§ **RECORDS**
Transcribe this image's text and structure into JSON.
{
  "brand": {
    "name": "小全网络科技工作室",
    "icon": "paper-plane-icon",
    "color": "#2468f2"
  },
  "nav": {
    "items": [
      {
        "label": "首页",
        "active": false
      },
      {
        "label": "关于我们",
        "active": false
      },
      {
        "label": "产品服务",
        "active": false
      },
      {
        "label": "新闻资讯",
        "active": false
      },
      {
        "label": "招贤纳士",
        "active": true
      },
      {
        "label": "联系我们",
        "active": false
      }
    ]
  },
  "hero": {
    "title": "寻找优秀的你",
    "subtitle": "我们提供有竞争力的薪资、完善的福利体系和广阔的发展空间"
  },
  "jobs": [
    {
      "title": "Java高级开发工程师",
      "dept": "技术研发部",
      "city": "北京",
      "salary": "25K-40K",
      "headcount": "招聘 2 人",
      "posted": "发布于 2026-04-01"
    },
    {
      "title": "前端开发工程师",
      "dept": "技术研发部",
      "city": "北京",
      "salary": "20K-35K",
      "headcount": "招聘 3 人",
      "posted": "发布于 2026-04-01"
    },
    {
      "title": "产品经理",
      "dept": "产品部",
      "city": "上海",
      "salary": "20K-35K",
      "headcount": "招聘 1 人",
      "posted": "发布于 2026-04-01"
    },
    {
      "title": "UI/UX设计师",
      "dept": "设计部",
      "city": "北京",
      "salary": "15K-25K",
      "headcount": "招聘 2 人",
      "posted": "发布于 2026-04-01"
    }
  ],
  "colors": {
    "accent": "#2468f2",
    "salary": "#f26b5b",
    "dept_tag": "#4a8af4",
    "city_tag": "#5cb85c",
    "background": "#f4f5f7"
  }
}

§ **TASK DETAILS**
Transcribe the whole listing exactly.

§ **PROBLEM SOLUTION**
Transcribe this image's text and structure into JSON.
{
  "brand": {
    "name": "小全网络科技工作室",
    "icon": "paper-plane-icon",
    "color": "#2468f2"
  },
  "nav": {
    "items": [
      {
        "label": "首页",
        "active": false
      },
      {
        "label": "关于我们",
        "active": false
      },
      {
        "label": "产品服务",
        "active": false
      },
      {
        "label": "新闻资讯",
        "active": false
      },
      {
        "label": "招贤纳士",
        "active": true
      },
      {
        "label": "联系我们",
        "active": false
      }
    ]
  },
  "hero": {
    "title": "寻找优秀的你",
    "subtitle": "我们提供有竞争力的薪资、完善的福利体系和广阔的发展空间"
  },
  "jobs": [
    {
      "title": "Java高级开发工程师",
      "dept": "技术研发部",
      "city": "北京",
      "salary": "25K-40K",
      "headcount": "招聘 2 人",
      "posted": "发布于 2026-04-01"
    },
    {
      "title": "前端开发工程师",
      "dept": "技术研发部",
      "city": "北京",
      "salary": "20K-35K",
      "headcount": "招聘 3 人",
      "posted": "发布于 2026-04-01"
    },
    {
      "title": "产品经理",
      "dept": "产品部",
      "city": "上海",
      "salary": "20K-35K",
      "headcount": "招聘 1 人",
      "posted": "发布于 2026-04-01"
    },
    {
      "title": "UI/UX设计师",
      "dept": "设计部",
      "city": "北京",
      "salary": "15K-25K",
      "headcount": "招聘 2 人",
      "posted": "发布于 2026-04-01"
    }
  ],
  "colors": {
    "accent": "#2468f2",
    "salary": "#f26b5b",
    "dept_tag": "#4a8af4",
    "city_tag": "#5cb85c",
    "background": "#f4f5f7"
  }
}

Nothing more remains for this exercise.